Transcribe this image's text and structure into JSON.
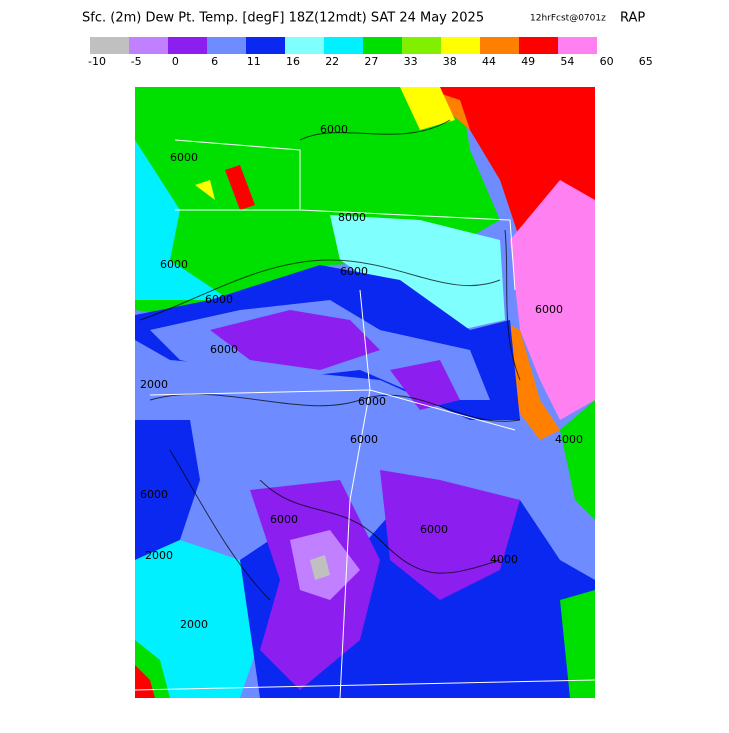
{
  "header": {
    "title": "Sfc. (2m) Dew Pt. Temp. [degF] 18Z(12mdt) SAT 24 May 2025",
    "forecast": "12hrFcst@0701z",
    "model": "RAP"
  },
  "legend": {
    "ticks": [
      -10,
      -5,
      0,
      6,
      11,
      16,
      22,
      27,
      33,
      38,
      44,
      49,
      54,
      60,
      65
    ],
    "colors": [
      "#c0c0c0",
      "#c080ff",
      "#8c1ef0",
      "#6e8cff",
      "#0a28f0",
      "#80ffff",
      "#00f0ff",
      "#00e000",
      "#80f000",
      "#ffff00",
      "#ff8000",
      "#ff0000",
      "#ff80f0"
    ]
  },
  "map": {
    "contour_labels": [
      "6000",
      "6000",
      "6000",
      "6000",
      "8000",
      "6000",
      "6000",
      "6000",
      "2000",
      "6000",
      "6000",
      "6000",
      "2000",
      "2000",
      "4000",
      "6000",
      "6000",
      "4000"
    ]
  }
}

══════════

Task statement >> Leave out the pictures and return every record word for word.

Solved exercise >>
Transcribe this image's text and structure into JSON.
{
  "header": {
    "title": "Sfc. (2m) Dew Pt. Temp. [degF] 18Z(12mdt) SAT 24 May 2025",
    "forecast": "12hrFcst@0701z",
    "model": "RAP"
  },
  "legend": {
    "ticks": [
      -10,
      -5,
      0,
      6,
      11,
      16,
      22,
      27,
      33,
      38,
      44,
      49,
      54,
      60,
      65
    ],
    "colors": [
      "#c0c0c0",
      "#c080ff",
      "#8c1ef0",
      "#6e8cff",
      "#0a28f0",
      "#80ffff",
      "#00f0ff",
      "#00e000",
      "#80f000",
      "#ffff00",
      "#ff8000",
      "#ff0000",
      "#ff80f0"
    ]
  },
  "map": {
    "contour_labels": [
      "6000",
      "6000",
      "6000",
      "6000",
      "8000",
      "6000",
      "6000",
      "6000",
      "2000",
      "6000",
      "6000",
      "6000",
      "2000",
      "2000",
      "4000",
      "6000",
      "6000",
      "4000"
    ]
  }
}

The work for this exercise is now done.